**Input rows**
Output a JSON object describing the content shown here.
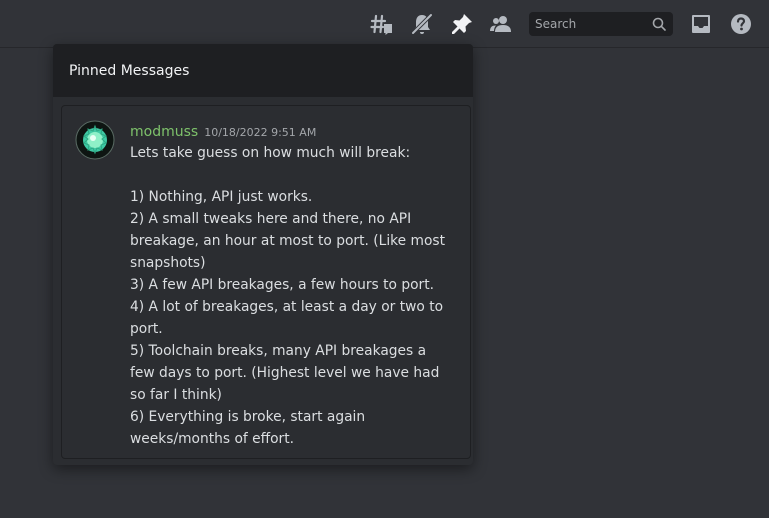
{
  "topbar": {
    "icons": [
      "threads-icon",
      "bell-muted-icon",
      "pin-icon",
      "members-icon",
      "inbox-icon",
      "help-icon"
    ],
    "search_placeholder": "Search"
  },
  "pinned_popout": {
    "title": "Pinned Messages",
    "message": {
      "author": "modmuss",
      "author_color": "#7ec26b",
      "timestamp": "10/18/2022 9:51 AM",
      "content": "Lets take guess on how much will break:\n\n1) Nothing, API just works.\n2) A small tweaks here and there, no API breakage, an hour at most to port. (Like most snapshots)\n3) A few API breakages, a few hours to port.\n4) A lot of breakages, at least a day or two to port.\n5) Toolchain breaks, many API breakages a few days to port. (Highest level we have had so far I think)\n6) Everything is broke, start again weeks/months of effort."
    }
  },
  "colors": {
    "background": "#313338",
    "popout_header": "#1e1f22",
    "popout_body": "#2b2d31",
    "text": "#dbdee1",
    "muted": "#a3a6aa"
  }
}
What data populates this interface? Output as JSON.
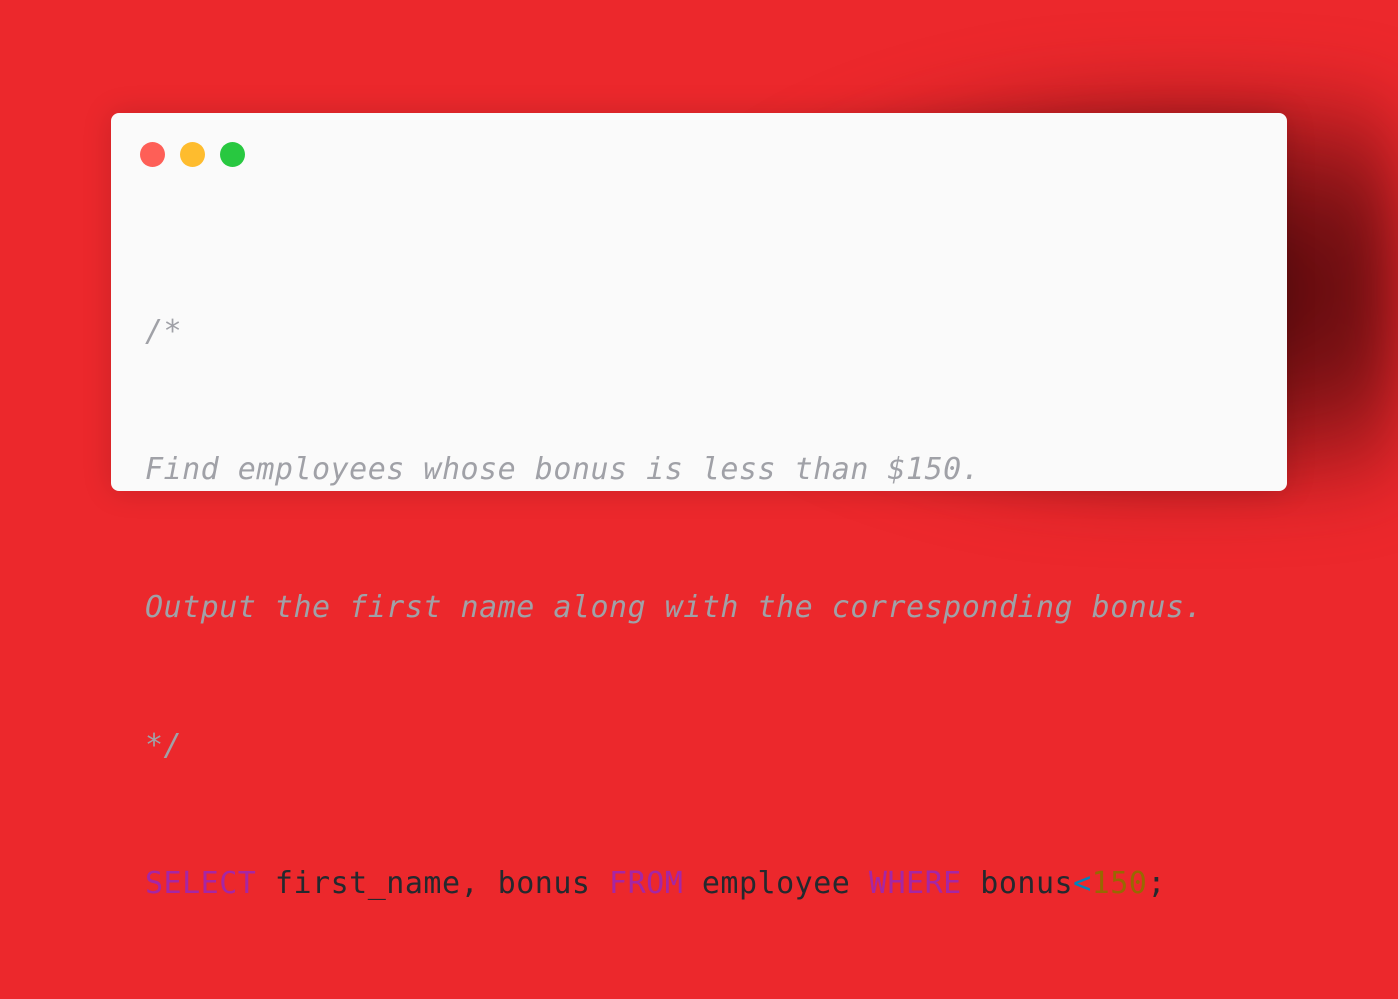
{
  "window": {
    "controls": [
      "close",
      "minimize",
      "maximize"
    ],
    "colors": {
      "close": "#fe5f57",
      "minimize": "#febc2e",
      "maximize": "#28c840",
      "background": "#ec282c"
    }
  },
  "code": {
    "comment_open": "/*",
    "comment_line1": "Find employees whose bonus is less than $150.",
    "comment_line2": "Output the first name along with the corresponding bonus.",
    "comment_close": "*/",
    "sql": {
      "kw_select": "SELECT",
      "cols": " first_name, bonus ",
      "kw_from": "FROM",
      "table": " employee ",
      "kw_where": "WHERE",
      "cond_col": " bonus",
      "operator": "<",
      "value": "150",
      "terminator": ";"
    }
  }
}
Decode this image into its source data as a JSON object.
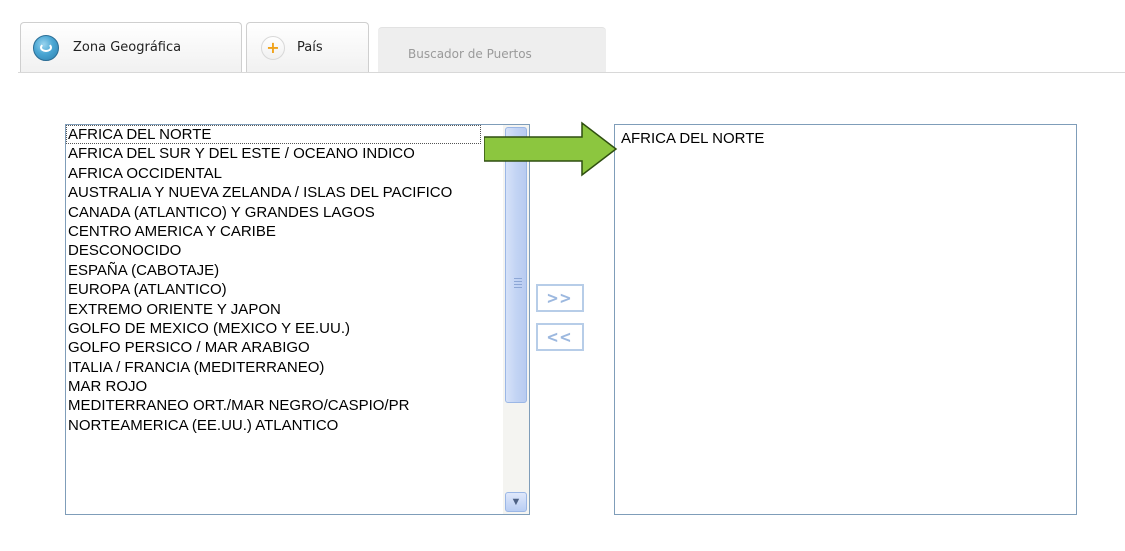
{
  "tabs": [
    {
      "label": "Zona Geográfica",
      "icon": "globe-icon"
    },
    {
      "label": "País",
      "icon": "plus-icon"
    },
    {
      "label": "Buscador de Puertos"
    }
  ],
  "available_list": {
    "items": [
      "AFRICA DEL NORTE",
      "AFRICA DEL SUR Y DEL ESTE / OCEANO INDICO",
      "AFRICA OCCIDENTAL",
      "AUSTRALIA Y NUEVA ZELANDA / ISLAS DEL PACIFICO",
      "CANADA (ATLANTICO) Y GRANDES LAGOS",
      "CENTRO AMERICA Y CARIBE",
      "DESCONOCIDO",
      "ESPAÑA (CABOTAJE)",
      "EUROPA (ATLANTICO)",
      "EXTREMO ORIENTE Y JAPON",
      "GOLFO DE MEXICO (MEXICO Y EE.UU.)",
      "GOLFO PERSICO / MAR ARABIGO",
      "ITALIA / FRANCIA (MEDITERRANEO)",
      "MAR ROJO",
      "MEDITERRANEO ORT./MAR NEGRO/CASPIO/PR",
      "NORTEAMERICA (EE.UU.) ATLANTICO"
    ],
    "focused_index": 0
  },
  "buttons": {
    "add": ">>",
    "remove": "<<"
  },
  "selected_list": {
    "items": [
      "AFRICA DEL NORTE"
    ]
  },
  "colors": {
    "arrow": "#8cc63f",
    "arrow_border": "#2f4f10",
    "list_border": "#7f9db9"
  }
}
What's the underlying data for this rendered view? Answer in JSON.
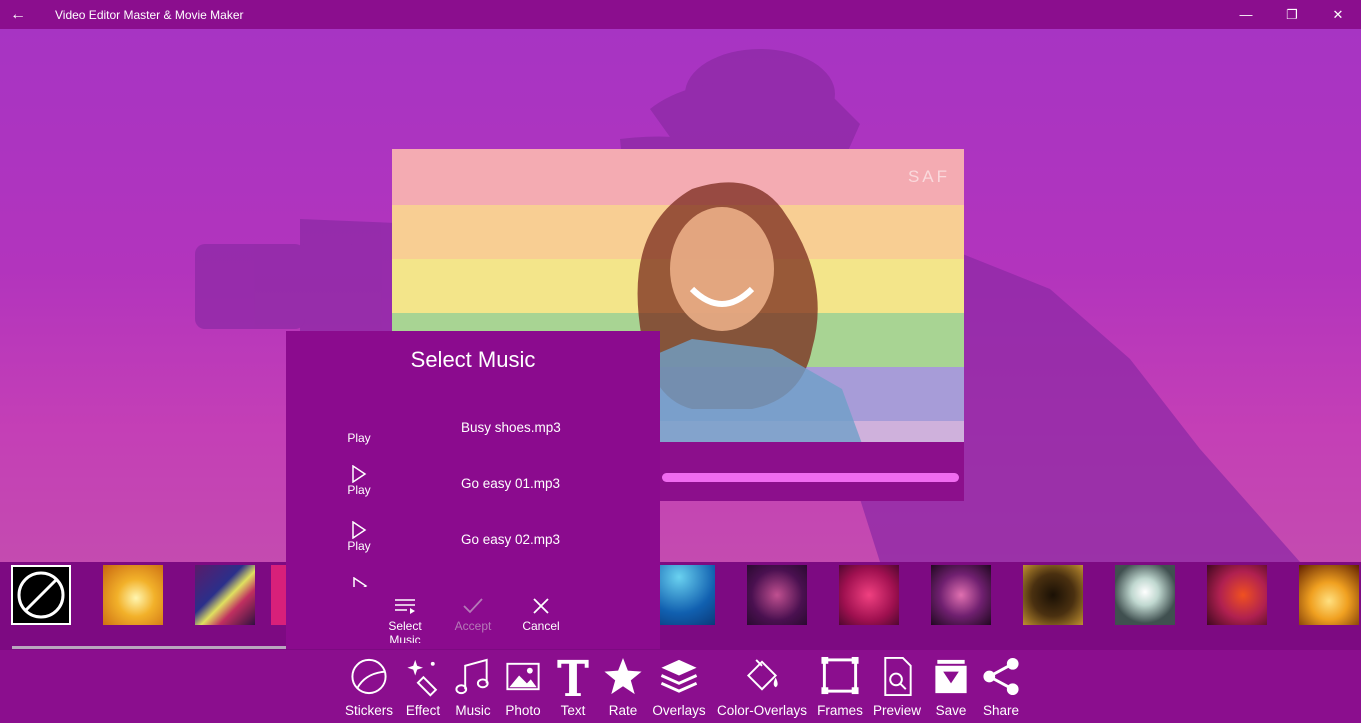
{
  "window": {
    "title": "Video Editor Master & Movie Maker",
    "back_icon": "←",
    "minimize_icon": "—",
    "restore_icon": "❐",
    "close_icon": "✕"
  },
  "preview": {
    "watermark": "SAF",
    "progress": 1.0
  },
  "dialog": {
    "title": "Select Music",
    "tracks": [
      {
        "play_label": "Play",
        "name": "Busy shoes.mp3"
      },
      {
        "play_label": "Play",
        "name": "Go easy 01.mp3"
      },
      {
        "play_label": "Play",
        "name": "Go easy 02.mp3"
      }
    ],
    "buttons": {
      "select": "Select Music",
      "accept": "Accept",
      "cancel": "Cancel"
    }
  },
  "toolbar": {
    "items": [
      {
        "label": "Stickers",
        "icon": "sticker-icon"
      },
      {
        "label": "Effect",
        "icon": "magic-wand-icon"
      },
      {
        "label": "Music",
        "icon": "music-note-icon"
      },
      {
        "label": "Photo",
        "icon": "photo-icon"
      },
      {
        "label": "Text",
        "icon": "text-icon"
      },
      {
        "label": "Rate",
        "icon": "star-icon"
      },
      {
        "label": "Overlays",
        "icon": "layers-icon"
      },
      {
        "label": "Color-Overlays",
        "icon": "paint-bucket-icon"
      },
      {
        "label": "Frames",
        "icon": "frame-icon"
      },
      {
        "label": "Preview",
        "icon": "document-search-icon"
      },
      {
        "label": "Save",
        "icon": "save-icon"
      },
      {
        "label": "Share",
        "icon": "share-icon"
      }
    ]
  },
  "colors": {
    "title_bar": "#8b0e8e",
    "background": "#a734c3",
    "dialog": "#8b0b8e",
    "progress": "#f06bf0"
  }
}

**Exercise instructions**
Using the material above, retype each entry exactly and omit the pictures.

**Finished exercise**
Output a JSON object describing the content shown here.
{
  "topbar": {
    "icons": [
      "threads-icon",
      "bell-muted-icon",
      "pin-icon",
      "members-icon",
      "inbox-icon",
      "help-icon"
    ],
    "search_placeholder": "Search"
  },
  "pinned_popout": {
    "title": "Pinned Messages",
    "message": {
      "author": "modmuss",
      "author_color": "#7ec26b",
      "timestamp": "10/18/2022 9:51 AM",
      "content": "Lets take guess on how much will break:\n\n1) Nothing, API just works.\n2) A small tweaks here and there, no API breakage, an hour at most to port. (Like most snapshots)\n3) A few API breakages, a few hours to port.\n4) A lot of breakages, at least a day or two to port.\n5) Toolchain breaks, many API breakages a few days to port. (Highest level we have had so far I think)\n6) Everything is broke, start again weeks/months of effort."
    }
  },
  "colors": {
    "background": "#313338",
    "popout_header": "#1e1f22",
    "popout_body": "#2b2d31",
    "text": "#dbdee1",
    "muted": "#a3a6aa"
  }
}
What data populates this interface? Output as JSON.
{
  "window": {
    "controls": [
      "close",
      "minimize",
      "maximize"
    ],
    "colors": {
      "close": "#fe5f57",
      "minimize": "#febc2e",
      "maximize": "#28c840",
      "background": "#ec282c"
    }
  },
  "code": {
    "comment_open": "/*",
    "comment_line1": "Find employees whose bonus is less than $150.",
    "comment_line2": "Output the first name along with the corresponding bonus.",
    "comment_close": "*/",
    "sql": {
      "kw_select": "SELECT",
      "cols": " first_name, bonus ",
      "kw_from": "FROM",
      "table": " employee ",
      "kw_where": "WHERE",
      "cond_col": " bonus",
      "operator": "<",
      "value": "150",
      "terminator": ";"
    }
  }
}
Decode this image into its source data as a JSON object.
{
  "tabs": [
    {
      "label": "Zona Geográfica",
      "icon": "globe-icon"
    },
    {
      "label": "País",
      "icon": "plus-icon"
    },
    {
      "label": "Buscador de Puertos"
    }
  ],
  "available_list": {
    "items": [
      "AFRICA DEL NORTE",
      "AFRICA DEL SUR Y DEL ESTE / OCEANO INDICO",
      "AFRICA OCCIDENTAL",
      "AUSTRALIA Y NUEVA ZELANDA / ISLAS DEL PACIFICO",
      "CANADA (ATLANTICO) Y GRANDES LAGOS",
      "CENTRO AMERICA Y CARIBE",
      "DESCONOCIDO",
      "ESPAÑA (CABOTAJE)",
      "EUROPA (ATLANTICO)",
      "EXTREMO ORIENTE Y JAPON",
      "GOLFO DE MEXICO (MEXICO Y EE.UU.)",
      "GOLFO PERSICO / MAR ARABIGO",
      "ITALIA / FRANCIA (MEDITERRANEO)",
      "MAR ROJO",
      "MEDITERRANEO ORT./MAR NEGRO/CASPIO/PR",
      "NORTEAMERICA (EE.UU.) ATLANTICO"
    ],
    "focused_index": 0
  },
  "buttons": {
    "add": ">>",
    "remove": "<<"
  },
  "selected_list": {
    "items": [
      "AFRICA DEL NORTE"
    ]
  },
  "colors": {
    "arrow": "#8cc63f",
    "arrow_border": "#2f4f10",
    "list_border": "#7f9db9"
  }
}
What's the underlying data for this rendered view? Answer in JSON.
{
  "window": {
    "title": "Video Editor Master & Movie Maker",
    "back_icon": "←",
    "minimize_icon": "—",
    "restore_icon": "❐",
    "close_icon": "✕"
  },
  "preview": {
    "watermark": "SAF",
    "progress": 1.0
  },
  "dialog": {
    "title": "Select Music",
    "tracks": [
      {
        "play_label": "Play",
        "name": "Busy shoes.mp3"
      },
      {
        "play_label": "Play",
        "name": "Go easy 01.mp3"
      },
      {
        "play_label": "Play",
        "name": "Go easy 02.mp3"
      }
    ],
    "buttons": {
      "select": "Select Music",
      "accept": "Accept",
      "cancel": "Cancel"
    }
  },
  "toolbar": {
    "items": [
      {
        "label": "Stickers",
        "icon": "sticker-icon"
      },
      {
        "label": "Effect",
        "icon": "magic-wand-icon"
      },
      {
        "label": "Music",
        "icon": "music-note-icon"
      },
      {
        "label": "Photo",
        "icon": "photo-icon"
      },
      {
        "label": "Text",
        "icon": "text-icon"
      },
      {
        "label": "Rate",
        "icon": "star-icon"
      },
      {
        "label": "Overlays",
        "icon": "layers-icon"
      },
      {
        "label": "Color-Overlays",
        "icon": "paint-bucket-icon"
      },
      {
        "label": "Frames",
        "icon": "frame-icon"
      },
      {
        "label": "Preview",
        "icon": "document-search-icon"
      },
      {
        "label": "Save",
        "icon": "save-icon"
      },
      {
        "label": "Share",
        "icon": "share-icon"
      }
    ]
  },
  "colors": {
    "title_bar": "#8b0e8e",
    "background": "#a734c3",
    "dialog": "#8b0b8e",
    "progress": "#f06bf0"
  }
}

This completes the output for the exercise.